What the task asks: Search the entries for the word "grid" and pull out each line that has it.

Dataset records:
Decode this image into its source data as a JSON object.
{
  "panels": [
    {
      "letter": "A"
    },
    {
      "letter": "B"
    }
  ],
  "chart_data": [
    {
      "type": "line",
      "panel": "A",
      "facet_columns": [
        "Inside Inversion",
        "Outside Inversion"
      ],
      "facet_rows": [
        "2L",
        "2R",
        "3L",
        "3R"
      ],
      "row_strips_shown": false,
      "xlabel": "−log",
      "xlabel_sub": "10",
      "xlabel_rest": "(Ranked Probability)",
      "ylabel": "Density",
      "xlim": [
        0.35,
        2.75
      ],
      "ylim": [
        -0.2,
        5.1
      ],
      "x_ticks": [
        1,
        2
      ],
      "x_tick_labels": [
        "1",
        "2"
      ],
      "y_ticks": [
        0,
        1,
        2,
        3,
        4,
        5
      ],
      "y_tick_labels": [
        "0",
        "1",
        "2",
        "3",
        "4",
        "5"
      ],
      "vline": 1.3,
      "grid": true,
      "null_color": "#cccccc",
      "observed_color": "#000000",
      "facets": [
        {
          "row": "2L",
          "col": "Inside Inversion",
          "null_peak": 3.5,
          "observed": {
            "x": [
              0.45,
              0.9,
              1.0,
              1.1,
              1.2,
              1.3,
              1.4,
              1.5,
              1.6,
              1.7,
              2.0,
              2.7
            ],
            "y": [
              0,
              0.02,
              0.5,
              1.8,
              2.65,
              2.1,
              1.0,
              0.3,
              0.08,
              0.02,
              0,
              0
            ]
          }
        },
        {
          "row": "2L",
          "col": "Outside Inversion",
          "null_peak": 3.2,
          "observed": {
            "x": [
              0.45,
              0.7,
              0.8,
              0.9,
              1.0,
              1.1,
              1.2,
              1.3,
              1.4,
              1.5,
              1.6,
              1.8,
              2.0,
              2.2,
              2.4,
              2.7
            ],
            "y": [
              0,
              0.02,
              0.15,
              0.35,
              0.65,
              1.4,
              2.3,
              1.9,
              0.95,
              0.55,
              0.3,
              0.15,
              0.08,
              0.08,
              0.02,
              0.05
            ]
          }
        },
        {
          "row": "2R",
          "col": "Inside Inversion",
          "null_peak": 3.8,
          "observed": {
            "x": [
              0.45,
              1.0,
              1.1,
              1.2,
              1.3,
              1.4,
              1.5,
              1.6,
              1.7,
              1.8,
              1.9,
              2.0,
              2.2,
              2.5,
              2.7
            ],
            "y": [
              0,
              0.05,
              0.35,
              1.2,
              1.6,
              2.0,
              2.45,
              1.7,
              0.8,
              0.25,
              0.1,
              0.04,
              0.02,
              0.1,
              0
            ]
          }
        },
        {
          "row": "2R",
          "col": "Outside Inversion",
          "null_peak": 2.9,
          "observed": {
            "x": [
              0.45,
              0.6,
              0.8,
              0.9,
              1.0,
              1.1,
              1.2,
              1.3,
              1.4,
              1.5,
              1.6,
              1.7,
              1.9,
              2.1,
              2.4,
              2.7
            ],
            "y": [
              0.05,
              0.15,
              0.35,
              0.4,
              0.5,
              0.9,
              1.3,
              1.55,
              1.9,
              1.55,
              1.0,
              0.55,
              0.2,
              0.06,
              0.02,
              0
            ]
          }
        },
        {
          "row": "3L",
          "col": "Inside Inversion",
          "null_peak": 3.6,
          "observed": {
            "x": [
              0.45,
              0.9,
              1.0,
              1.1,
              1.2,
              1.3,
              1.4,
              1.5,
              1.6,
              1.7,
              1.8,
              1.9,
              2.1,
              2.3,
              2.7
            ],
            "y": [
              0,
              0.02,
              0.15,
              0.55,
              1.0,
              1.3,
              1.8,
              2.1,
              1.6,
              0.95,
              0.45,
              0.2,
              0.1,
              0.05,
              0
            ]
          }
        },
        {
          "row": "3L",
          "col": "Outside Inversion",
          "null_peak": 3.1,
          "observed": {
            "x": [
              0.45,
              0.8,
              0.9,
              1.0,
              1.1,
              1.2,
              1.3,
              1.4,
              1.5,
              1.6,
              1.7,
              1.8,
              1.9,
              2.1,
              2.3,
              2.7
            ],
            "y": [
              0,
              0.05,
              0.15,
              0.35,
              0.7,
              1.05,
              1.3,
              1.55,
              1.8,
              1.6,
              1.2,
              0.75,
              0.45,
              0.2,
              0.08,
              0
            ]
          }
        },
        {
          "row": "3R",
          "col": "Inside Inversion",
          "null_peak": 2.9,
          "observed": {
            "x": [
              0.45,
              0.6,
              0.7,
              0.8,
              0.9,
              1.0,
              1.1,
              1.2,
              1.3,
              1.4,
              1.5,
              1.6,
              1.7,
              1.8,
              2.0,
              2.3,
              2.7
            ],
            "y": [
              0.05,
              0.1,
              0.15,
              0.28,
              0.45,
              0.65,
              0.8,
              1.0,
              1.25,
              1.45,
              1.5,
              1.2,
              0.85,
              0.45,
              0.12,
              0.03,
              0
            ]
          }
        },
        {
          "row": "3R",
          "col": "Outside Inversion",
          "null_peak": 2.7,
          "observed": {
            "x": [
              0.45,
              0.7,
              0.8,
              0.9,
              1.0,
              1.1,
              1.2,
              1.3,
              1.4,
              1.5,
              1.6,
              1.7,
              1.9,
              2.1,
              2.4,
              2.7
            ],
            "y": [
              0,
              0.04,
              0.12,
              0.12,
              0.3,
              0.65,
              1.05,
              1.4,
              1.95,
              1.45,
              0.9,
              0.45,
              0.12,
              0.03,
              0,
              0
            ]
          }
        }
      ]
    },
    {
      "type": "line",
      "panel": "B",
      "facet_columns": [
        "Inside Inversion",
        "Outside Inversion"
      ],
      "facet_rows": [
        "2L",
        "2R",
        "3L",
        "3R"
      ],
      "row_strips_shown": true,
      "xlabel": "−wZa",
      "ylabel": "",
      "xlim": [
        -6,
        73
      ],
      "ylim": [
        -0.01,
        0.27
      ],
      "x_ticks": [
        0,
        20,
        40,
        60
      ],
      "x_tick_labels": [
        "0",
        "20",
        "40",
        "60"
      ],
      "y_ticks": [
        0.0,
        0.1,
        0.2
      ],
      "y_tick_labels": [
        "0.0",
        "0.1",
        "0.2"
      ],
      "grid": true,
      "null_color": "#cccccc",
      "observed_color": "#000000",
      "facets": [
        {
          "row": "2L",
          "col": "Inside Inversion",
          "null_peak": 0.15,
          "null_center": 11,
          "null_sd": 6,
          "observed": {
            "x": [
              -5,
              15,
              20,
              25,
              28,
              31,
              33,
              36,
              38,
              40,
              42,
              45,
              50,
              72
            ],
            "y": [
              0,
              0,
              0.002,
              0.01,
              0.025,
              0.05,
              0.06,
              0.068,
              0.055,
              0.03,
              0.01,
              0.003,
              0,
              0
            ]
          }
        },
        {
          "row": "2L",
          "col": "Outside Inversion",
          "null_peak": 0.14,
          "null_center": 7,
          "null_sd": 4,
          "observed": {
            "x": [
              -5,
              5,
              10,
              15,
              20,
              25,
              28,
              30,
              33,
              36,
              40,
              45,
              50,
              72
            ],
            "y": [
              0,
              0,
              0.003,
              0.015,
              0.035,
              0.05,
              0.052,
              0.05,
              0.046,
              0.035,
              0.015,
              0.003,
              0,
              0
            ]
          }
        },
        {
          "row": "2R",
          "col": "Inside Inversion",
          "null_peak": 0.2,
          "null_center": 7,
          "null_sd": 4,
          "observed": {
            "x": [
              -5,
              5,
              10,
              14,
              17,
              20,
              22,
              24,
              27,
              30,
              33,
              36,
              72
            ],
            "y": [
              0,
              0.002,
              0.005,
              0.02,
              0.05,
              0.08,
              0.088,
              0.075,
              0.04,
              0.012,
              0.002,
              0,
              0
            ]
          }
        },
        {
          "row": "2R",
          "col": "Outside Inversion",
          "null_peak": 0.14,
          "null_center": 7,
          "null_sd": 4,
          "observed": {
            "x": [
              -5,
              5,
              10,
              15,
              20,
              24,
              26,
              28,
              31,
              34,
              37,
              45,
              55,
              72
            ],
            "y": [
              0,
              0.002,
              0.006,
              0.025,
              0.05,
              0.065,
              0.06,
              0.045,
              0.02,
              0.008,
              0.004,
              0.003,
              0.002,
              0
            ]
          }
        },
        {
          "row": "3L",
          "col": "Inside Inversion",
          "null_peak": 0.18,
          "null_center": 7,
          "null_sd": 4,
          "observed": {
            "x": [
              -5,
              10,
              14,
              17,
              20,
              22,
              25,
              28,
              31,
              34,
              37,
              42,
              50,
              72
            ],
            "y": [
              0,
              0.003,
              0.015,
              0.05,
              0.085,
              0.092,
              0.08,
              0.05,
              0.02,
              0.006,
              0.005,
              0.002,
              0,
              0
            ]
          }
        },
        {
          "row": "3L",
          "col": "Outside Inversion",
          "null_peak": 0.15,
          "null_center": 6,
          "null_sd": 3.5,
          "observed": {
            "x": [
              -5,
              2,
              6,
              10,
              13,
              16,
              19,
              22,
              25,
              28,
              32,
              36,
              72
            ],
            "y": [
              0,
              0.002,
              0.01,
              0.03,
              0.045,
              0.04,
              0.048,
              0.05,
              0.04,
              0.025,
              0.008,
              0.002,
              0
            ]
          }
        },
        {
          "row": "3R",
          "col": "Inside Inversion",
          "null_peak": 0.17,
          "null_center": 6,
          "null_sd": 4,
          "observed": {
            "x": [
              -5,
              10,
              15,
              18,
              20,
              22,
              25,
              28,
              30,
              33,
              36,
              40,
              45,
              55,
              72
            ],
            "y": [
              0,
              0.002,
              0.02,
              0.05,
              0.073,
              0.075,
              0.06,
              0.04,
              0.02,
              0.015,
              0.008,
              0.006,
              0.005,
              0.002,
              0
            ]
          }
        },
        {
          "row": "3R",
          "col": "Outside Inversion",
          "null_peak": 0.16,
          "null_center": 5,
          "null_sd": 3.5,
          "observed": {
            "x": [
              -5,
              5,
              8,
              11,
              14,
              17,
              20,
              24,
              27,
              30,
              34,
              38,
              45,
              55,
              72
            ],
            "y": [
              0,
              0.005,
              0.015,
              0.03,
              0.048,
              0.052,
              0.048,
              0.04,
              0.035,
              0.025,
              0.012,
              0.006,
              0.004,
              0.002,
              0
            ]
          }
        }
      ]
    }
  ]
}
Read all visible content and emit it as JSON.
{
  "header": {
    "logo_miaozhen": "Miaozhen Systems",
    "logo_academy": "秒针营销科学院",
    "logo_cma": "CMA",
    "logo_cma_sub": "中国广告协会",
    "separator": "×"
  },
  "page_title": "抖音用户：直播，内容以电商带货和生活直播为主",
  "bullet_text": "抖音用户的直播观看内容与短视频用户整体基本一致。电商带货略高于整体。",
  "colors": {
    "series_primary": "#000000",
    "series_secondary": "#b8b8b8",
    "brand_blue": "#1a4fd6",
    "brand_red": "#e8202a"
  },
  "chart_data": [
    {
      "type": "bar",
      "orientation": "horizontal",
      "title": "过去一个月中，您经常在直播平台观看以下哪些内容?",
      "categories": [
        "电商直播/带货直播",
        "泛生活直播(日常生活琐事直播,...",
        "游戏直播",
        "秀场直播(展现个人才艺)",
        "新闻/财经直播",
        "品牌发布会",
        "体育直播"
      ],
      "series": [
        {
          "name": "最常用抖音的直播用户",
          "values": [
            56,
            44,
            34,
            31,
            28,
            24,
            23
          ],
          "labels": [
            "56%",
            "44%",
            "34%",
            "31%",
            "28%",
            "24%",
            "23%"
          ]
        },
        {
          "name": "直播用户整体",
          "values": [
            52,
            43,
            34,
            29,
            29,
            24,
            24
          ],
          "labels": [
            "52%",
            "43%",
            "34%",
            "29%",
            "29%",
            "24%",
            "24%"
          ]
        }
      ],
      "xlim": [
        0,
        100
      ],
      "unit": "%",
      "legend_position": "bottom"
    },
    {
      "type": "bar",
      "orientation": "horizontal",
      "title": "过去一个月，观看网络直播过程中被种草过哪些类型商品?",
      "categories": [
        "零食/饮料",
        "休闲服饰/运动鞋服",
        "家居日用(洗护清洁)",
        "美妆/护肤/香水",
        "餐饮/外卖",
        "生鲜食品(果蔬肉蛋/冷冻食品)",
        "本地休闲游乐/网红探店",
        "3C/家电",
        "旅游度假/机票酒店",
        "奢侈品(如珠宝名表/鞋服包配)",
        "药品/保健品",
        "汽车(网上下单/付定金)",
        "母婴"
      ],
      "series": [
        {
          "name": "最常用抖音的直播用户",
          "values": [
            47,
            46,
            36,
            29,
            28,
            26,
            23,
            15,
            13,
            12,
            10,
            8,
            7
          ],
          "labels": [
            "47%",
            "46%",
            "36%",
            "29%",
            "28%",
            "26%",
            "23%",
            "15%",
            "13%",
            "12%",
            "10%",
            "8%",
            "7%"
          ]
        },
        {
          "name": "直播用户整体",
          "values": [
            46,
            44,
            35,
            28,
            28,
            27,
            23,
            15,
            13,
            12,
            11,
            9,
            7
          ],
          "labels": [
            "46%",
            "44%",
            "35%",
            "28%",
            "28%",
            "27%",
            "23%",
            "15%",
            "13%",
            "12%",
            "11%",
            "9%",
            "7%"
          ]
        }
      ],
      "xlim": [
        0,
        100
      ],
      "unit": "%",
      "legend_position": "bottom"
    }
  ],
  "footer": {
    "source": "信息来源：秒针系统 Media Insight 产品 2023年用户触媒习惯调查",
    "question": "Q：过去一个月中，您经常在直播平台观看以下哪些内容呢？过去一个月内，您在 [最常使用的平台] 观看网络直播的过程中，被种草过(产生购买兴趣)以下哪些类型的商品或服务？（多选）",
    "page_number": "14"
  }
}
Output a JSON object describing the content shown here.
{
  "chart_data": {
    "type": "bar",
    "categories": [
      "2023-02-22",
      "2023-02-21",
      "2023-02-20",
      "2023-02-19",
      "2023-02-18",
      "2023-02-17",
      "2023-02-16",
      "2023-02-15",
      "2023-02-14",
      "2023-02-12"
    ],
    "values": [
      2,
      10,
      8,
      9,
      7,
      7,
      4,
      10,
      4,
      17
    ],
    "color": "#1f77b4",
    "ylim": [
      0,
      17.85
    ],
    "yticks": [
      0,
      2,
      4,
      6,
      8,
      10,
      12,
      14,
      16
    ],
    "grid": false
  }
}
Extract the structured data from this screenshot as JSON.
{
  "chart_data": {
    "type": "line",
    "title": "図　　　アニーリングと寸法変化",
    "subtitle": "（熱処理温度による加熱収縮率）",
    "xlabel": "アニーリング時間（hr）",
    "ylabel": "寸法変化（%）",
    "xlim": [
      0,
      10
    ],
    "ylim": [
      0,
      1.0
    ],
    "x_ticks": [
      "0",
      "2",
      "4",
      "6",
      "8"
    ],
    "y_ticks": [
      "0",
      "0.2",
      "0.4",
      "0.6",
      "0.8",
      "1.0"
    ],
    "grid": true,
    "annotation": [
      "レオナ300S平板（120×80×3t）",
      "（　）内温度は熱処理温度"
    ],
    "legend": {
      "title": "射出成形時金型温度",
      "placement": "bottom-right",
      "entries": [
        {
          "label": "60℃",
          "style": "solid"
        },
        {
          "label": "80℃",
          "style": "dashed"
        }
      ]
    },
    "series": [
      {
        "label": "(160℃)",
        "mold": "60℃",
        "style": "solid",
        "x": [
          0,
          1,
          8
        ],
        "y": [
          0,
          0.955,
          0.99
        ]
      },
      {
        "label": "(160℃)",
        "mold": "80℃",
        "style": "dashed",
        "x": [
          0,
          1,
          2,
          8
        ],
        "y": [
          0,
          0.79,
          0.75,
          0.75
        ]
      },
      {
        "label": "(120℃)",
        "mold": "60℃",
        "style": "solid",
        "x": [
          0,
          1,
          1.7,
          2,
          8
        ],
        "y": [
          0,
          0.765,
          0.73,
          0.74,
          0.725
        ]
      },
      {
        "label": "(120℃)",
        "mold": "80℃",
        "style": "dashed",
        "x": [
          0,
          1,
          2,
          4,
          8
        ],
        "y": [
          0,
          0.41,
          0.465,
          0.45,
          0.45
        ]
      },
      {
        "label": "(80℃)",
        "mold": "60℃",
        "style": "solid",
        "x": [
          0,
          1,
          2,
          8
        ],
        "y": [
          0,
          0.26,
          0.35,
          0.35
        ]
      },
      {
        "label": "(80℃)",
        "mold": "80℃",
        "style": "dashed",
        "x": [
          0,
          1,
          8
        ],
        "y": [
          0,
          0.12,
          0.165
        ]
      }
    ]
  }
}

Solution for this problem:
      "grid": true,
      "grid": true,
    "grid": false
    "grid": true,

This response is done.